start Listing

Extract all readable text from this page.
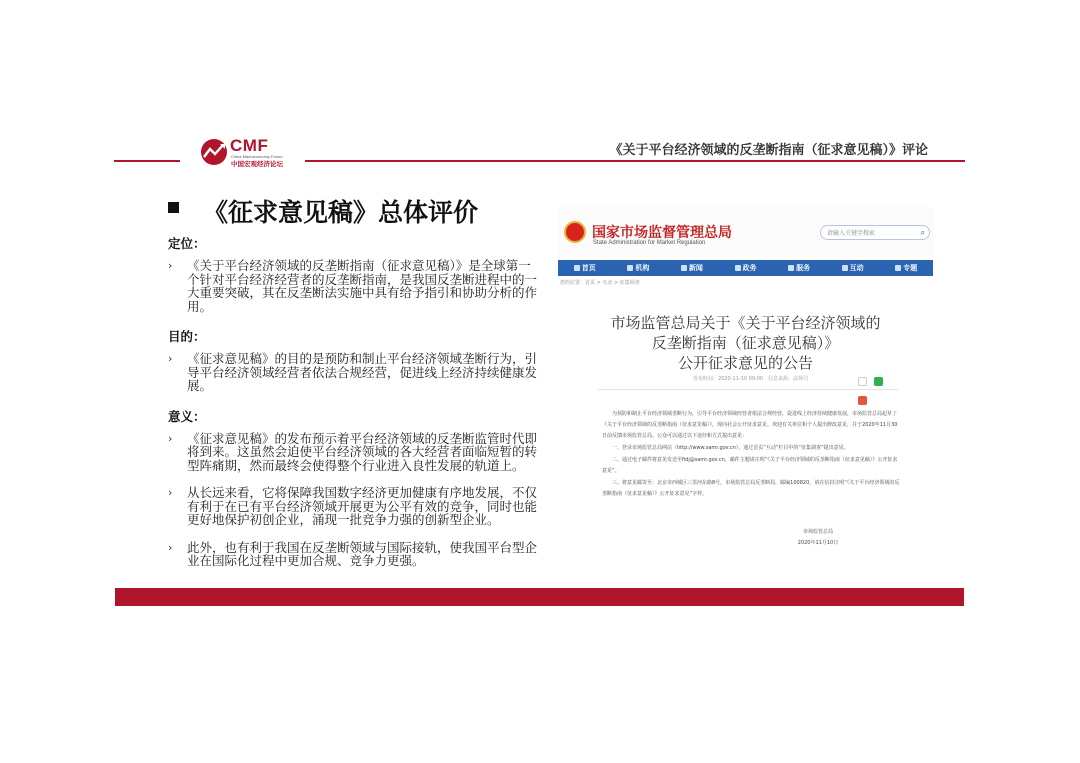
CMF
China Macroeconomy Forum
中国宏观经济论坛
《关于平台经济领域的反垄断指南（征求意见稿）》评论
《征求意见稿》总体评价
定位：
› 《关于平台经济领域的反垄断指南（征求意见稿）》是全球第一个针对平台经济经营者的反垄断指南，是我国反垄断进程中的一大重要突破，其在反垄断法实施中具有给予指引和协助分析的作用。
目的：
› 《征求意见稿》的目的是预防和制止平台经济领域垄断行为，引导平台经济领域经营者依法合规经营，促进线上经济持续健康发展。
意义：
› 《征求意见稿》的发布预示着平台经济领域的反垄断监管时代即将到来。这虽然会迫使平台经济领域的各大经营者面临短暂的转型阵痛期，然而最终会使得整个行业进入良性发展的轨道上。
› 从长远来看，它将保障我国数字经济更加健康有序地发展，不仅有利于在已有平台经济领域开展更为公平有效的竞争，同时也能更好地保护初创企业，涌现一批竞争力强的创新型企业。
› 此外，也有利于我国在反垄断领域与国际接轨，使我国平台型企业在国际化过程中更加合规、竞争力更强。
国家市场监督管理总局
State Administration for Market Regulation
请输入关键字搜索	⌕
首页	机构	新闻	政务	服务	互动	专题
您的位置：首页 > 互动 > 征集调查
市场监管总局关于《关于平台经济领域的
反垄断指南（征求意见稿）》
公开征求意见的公告
发布时间：2020-11-10 09:00　信息来源：法规司

为预防和制止平台经济领域垄断行为，引导平台经济领域经营者依法合规经营，促进线上经济持续健康发展，市场监管总局起草了《关于平台经济领域的反垄断指南（征求意见稿）》，现向社会公开征求意见。欢迎有关单位和个人提出修改意见，并于2020年11月30日前反馈市场监管总局。公众可以通过以下途径和方式提出意见：

一、登录市场监管总局网站（http://www.samr.gov.cn），通过首页“互动”栏目中的“征集调查”提出意见。

二、通过电子邮件将意见发送至fldj@samr.gov.cn，邮件主题请注明“《关于平台经济领域的反垄断指南（征求意见稿）》公开征求意见”。

三、将意见邮寄至：北京市西城区三里河东路8号，市场监管总局反垄断局，邮编100820，请在信封注明“《关于平台经济领域的反垄断指南（征求意见稿）》公开征求意见”字样。

市场监管总局
2020年11月10日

end Listing

What is asked: Reproduce the listing above exactly, excluding all pictures.

Problem solution:
Extract all readable text from this page.
CMF
China Macroeconomy Forum
中国宏观经济论坛
《关于平台经济领域的反垄断指南（征求意见稿）》评论
《征求意见稿》总体评价
定位：
› 《关于平台经济领域的反垄断指南（征求意见稿）》是全球第一个针对平台经济经营者的反垄断指南，是我国反垄断进程中的一大重要突破，其在反垄断法实施中具有给予指引和协助分析的作用。
目的：
› 《征求意见稿》的目的是预防和制止平台经济领域垄断行为，引导平台经济领域经营者依法合规经营，促进线上经济持续健康发展。
意义：
› 《征求意见稿》的发布预示着平台经济领域的反垄断监管时代即将到来。这虽然会迫使平台经济领域的各大经营者面临短暂的转型阵痛期，然而最终会使得整个行业进入良性发展的轨道上。
› 从长远来看，它将保障我国数字经济更加健康有序地发展，不仅有利于在已有平台经济领域开展更为公平有效的竞争，同时也能更好地保护初创企业，涌现一批竞争力强的创新型企业。
› 此外，也有利于我国在反垄断领域与国际接轨，使我国平台型企业在国际化过程中更加合规、竞争力更强。
国家市场监督管理总局
State Administration for Market Regulation
请输入关键字搜索	⌕
首页	机构	新闻	政务	服务	互动	专题
您的位置：首页 > 互动 > 征集调查
市场监管总局关于《关于平台经济领域的
反垄断指南（征求意见稿）》
公开征求意见的公告
发布时间：2020-11-10 09:00　信息来源：法规司

为预防和制止平台经济领域垄断行为，引导平台经济领域经营者依法合规经营，促进线上经济持续健康发展，市场监管总局起草了《关于平台经济领域的反垄断指南（征求意见稿）》，现向社会公开征求意见。欢迎有关单位和个人提出修改意见，并于2020年11月30日前反馈市场监管总局。公众可以通过以下途径和方式提出意见：

一、登录市场监管总局网站（http://www.samr.gov.cn），通过首页“互动”栏目中的“征集调查”提出意见。

二、通过电子邮件将意见发送至fldj@samr.gov.cn，邮件主题请注明“《关于平台经济领域的反垄断指南（征求意见稿）》公开征求意见”。

三、将意见邮寄至：北京市西城区三里河东路8号，市场监管总局反垄断局，邮编100820，请在信封注明“《关于平台经济领域的反垄断指南（征求意见稿）》公开征求意见”字样。

市场监管总局
2020年11月10日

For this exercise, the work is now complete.